Given task: Output all lines exactly.

Stored dataset items:
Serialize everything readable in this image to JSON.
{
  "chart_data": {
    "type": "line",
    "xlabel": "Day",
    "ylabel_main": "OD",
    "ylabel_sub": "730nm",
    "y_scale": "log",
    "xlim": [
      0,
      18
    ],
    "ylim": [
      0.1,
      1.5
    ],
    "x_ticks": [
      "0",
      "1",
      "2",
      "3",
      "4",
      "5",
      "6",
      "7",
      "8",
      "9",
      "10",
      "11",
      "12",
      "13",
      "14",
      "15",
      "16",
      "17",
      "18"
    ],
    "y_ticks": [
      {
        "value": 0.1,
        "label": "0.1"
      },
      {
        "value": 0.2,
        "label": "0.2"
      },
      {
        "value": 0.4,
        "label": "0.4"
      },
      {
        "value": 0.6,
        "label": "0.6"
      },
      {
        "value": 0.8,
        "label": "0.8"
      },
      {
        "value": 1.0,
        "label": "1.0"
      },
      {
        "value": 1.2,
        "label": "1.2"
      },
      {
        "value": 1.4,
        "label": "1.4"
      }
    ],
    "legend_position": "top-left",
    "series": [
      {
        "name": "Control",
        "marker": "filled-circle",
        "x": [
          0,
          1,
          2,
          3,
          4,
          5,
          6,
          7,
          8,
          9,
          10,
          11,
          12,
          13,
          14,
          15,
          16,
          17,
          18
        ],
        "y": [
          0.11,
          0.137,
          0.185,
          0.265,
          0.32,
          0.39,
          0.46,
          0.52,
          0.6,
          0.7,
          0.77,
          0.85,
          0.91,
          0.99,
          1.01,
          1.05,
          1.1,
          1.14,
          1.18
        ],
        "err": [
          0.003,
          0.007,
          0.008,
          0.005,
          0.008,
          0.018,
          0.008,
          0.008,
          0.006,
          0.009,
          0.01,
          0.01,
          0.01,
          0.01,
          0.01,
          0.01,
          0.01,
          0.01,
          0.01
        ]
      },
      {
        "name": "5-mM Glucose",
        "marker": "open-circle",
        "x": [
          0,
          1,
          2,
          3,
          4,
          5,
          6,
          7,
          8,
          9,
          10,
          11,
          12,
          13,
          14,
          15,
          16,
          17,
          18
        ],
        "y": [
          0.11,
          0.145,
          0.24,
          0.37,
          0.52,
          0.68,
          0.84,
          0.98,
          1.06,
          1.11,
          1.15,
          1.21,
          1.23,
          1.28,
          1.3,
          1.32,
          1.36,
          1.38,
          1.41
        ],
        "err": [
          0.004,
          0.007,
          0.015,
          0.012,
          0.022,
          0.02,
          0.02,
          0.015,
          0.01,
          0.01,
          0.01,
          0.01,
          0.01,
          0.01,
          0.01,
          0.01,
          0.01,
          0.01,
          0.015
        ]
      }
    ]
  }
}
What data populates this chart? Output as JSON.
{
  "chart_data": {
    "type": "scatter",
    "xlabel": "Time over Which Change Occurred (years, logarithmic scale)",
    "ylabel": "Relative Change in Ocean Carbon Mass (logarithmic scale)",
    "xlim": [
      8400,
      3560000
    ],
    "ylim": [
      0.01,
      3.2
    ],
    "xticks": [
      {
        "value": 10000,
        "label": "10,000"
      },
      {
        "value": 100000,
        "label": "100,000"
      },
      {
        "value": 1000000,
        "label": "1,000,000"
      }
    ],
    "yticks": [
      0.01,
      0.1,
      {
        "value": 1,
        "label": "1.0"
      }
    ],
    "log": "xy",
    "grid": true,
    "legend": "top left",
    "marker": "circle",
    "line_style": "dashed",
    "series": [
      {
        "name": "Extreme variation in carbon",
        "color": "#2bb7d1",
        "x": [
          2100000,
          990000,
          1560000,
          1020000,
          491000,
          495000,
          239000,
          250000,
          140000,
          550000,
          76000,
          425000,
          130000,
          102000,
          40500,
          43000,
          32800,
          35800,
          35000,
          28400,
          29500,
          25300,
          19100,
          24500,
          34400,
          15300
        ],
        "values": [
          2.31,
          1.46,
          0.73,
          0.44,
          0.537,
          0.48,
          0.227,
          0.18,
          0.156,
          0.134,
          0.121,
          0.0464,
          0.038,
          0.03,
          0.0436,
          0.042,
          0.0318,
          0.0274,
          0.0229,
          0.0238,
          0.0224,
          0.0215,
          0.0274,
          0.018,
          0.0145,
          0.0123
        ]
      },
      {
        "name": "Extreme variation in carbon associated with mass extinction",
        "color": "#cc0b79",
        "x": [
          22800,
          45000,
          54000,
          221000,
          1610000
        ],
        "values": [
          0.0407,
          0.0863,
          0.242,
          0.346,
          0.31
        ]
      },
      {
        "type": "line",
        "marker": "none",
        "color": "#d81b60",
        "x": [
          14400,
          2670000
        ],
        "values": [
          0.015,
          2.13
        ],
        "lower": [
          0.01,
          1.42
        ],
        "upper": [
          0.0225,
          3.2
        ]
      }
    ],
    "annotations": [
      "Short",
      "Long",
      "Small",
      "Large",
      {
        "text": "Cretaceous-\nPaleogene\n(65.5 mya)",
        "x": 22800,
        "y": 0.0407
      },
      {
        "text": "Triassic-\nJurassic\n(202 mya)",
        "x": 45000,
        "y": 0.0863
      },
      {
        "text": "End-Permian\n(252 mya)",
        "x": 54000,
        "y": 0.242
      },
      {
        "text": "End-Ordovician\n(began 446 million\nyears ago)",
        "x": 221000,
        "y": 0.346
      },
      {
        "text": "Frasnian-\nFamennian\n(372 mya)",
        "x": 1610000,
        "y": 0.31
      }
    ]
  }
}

The solution:
Serialize everything readable in this image to JSON.
{
  "chart_data": {
    "type": "line",
    "xlabel": "Day",
    "ylabel_main": "OD",
    "ylabel_sub": "730nm",
    "y_scale": "log",
    "xlim": [
      0,
      18
    ],
    "ylim": [
      0.1,
      1.5
    ],
    "x_ticks": [
      "0",
      "1",
      "2",
      "3",
      "4",
      "5",
      "6",
      "7",
      "8",
      "9",
      "10",
      "11",
      "12",
      "13",
      "14",
      "15",
      "16",
      "17",
      "18"
    ],
    "y_ticks": [
      {
        "value": 0.1,
        "label": "0.1"
      },
      {
        "value": 0.2,
        "label": "0.2"
      },
      {
        "value": 0.4,
        "label": "0.4"
      },
      {
        "value": 0.6,
        "label": "0.6"
      },
      {
        "value": 0.8,
        "label": "0.8"
      },
      {
        "value": 1.0,
        "label": "1.0"
      },
      {
        "value": 1.2,
        "label": "1.2"
      },
      {
        "value": 1.4,
        "label": "1.4"
      }
    ],
    "legend_position": "top-left",
    "series": [
      {
        "name": "Control",
        "marker": "filled-circle",
        "x": [
          0,
          1,
          2,
          3,
          4,
          5,
          6,
          7,
          8,
          9,
          10,
          11,
          12,
          13,
          14,
          15,
          16,
          17,
          18
        ],
        "y": [
          0.11,
          0.137,
          0.185,
          0.265,
          0.32,
          0.39,
          0.46,
          0.52,
          0.6,
          0.7,
          0.77,
          0.85,
          0.91,
          0.99,
          1.01,
          1.05,
          1.1,
          1.14,
          1.18
        ],
        "err": [
          0.003,
          0.007,
          0.008,
          0.005,
          0.008,
          0.018,
          0.008,
          0.008,
          0.006,
          0.009,
          0.01,
          0.01,
          0.01,
          0.01,
          0.01,
          0.01,
          0.01,
          0.01,
          0.01
        ]
      },
      {
        "name": "5-mM Glucose",
        "marker": "open-circle",
        "x": [
          0,
          1,
          2,
          3,
          4,
          5,
          6,
          7,
          8,
          9,
          10,
          11,
          12,
          13,
          14,
          15,
          16,
          17,
          18
        ],
        "y": [
          0.11,
          0.145,
          0.24,
          0.37,
          0.52,
          0.68,
          0.84,
          0.98,
          1.06,
          1.11,
          1.15,
          1.21,
          1.23,
          1.28,
          1.3,
          1.32,
          1.36,
          1.38,
          1.41
        ],
        "err": [
          0.004,
          0.007,
          0.015,
          0.012,
          0.022,
          0.02,
          0.02,
          0.015,
          0.01,
          0.01,
          0.01,
          0.01,
          0.01,
          0.01,
          0.01,
          0.01,
          0.01,
          0.01,
          0.015
        ]
      }
    ]
  }
}
What data populates this chart? Output as JSON.
{
  "chart_data": {
    "type": "scatter",
    "xlabel": "Time over Which Change Occurred (years, logarithmic scale)",
    "ylabel": "Relative Change in Ocean Carbon Mass (logarithmic scale)",
    "xlim": [
      8400,
      3560000
    ],
    "ylim": [
      0.01,
      3.2
    ],
    "xticks": [
      {
        "value": 10000,
        "label": "10,000"
      },
      {
        "value": 100000,
        "label": "100,000"
      },
      {
        "value": 1000000,
        "label": "1,000,000"
      }
    ],
    "yticks": [
      0.01,
      0.1,
      {
        "value": 1,
        "label": "1.0"
      }
    ],
    "log": "xy",
    "grid": true,
    "legend": "top left",
    "marker": "circle",
    "line_style": "dashed",
    "series": [
      {
        "name": "Extreme variation in carbon",
        "color": "#2bb7d1",
        "x": [
          2100000,
          990000,
          1560000,
          1020000,
          491000,
          495000,
          239000,
          250000,
          140000,
          550000,
          76000,
          425000,
          130000,
          102000,
          40500,
          43000,
          32800,
          35800,
          35000,
          28400,
          29500,
          25300,
          19100,
          24500,
          34400,
          15300
        ],
        "values": [
          2.31,
          1.46,
          0.73,
          0.44,
          0.537,
          0.48,
          0.227,
          0.18,
          0.156,
          0.134,
          0.121,
          0.0464,
          0.038,
          0.03,
          0.0436,
          0.042,
          0.0318,
          0.0274,
          0.0229,
          0.0238,
          0.0224,
          0.0215,
          0.0274,
          0.018,
          0.0145,
          0.0123
        ]
      },
      {
        "name": "Extreme variation in carbon associated with mass extinction",
        "color": "#cc0b79",
        "x": [
          22800,
          45000,
          54000,
          221000,
          1610000
        ],
        "values": [
          0.0407,
          0.0863,
          0.242,
          0.346,
          0.31
        ]
      },
      {
        "type": "line",
        "marker": "none",
        "color": "#d81b60",
        "x": [
          14400,
          2670000
        ],
        "values": [
          0.015,
          2.13
        ],
        "lower": [
          0.01,
          1.42
        ],
        "upper": [
          0.0225,
          3.2
        ]
      }
    ],
    "annotations": [
      "Short",
      "Long",
      "Small",
      "Large",
      {
        "text": "Cretaceous-\nPaleogene\n(65.5 mya)",
        "x": 22800,
        "y": 0.0407
      },
      {
        "text": "Triassic-\nJurassic\n(202 mya)",
        "x": 45000,
        "y": 0.0863
      },
      {
        "text": "End-Permian\n(252 mya)",
        "x": 54000,
        "y": 0.242
      },
      {
        "text": "End-Ordovician\n(began 446 million\nyears ago)",
        "x": 221000,
        "y": 0.346
      },
      {
        "text": "Frasnian-\nFamennian\n(372 mya)",
        "x": 1610000,
        "y": 0.31
      }
    ]
  }
}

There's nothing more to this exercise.